__YOUR INSTRUCTIONS__:
Wherever the word "testing" appears in the entries, copy the whole line.

═══ MATERIAL

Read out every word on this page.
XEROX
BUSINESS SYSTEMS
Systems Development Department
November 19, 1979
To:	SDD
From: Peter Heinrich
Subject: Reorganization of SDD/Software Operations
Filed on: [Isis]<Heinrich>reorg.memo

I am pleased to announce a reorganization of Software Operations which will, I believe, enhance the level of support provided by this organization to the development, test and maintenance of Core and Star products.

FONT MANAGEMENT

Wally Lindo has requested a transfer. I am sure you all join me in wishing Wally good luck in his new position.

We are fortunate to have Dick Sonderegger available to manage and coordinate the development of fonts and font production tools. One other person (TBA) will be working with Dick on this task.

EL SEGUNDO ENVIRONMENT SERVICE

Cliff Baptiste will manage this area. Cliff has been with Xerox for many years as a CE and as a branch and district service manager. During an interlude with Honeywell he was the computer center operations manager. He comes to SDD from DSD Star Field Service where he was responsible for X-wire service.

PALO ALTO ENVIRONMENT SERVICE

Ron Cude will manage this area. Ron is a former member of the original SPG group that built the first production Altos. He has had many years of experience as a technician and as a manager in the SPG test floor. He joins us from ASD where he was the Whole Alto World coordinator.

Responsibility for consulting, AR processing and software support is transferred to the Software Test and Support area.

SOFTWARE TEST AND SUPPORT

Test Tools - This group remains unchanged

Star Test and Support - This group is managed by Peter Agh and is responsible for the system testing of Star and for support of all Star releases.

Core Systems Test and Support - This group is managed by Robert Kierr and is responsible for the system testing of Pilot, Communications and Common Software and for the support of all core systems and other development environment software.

══════

__ANSWER IN FULL__:
Star Test and Support - This group is managed by Peter Agh and is responsible for the system testing of Star and for support of all Star releases.
Core Systems Test and Support - This group is managed by Robert Kierr and is responsible for the system testing of Pilot, Communications and Common Software and for the support of all core systems and other development environment software.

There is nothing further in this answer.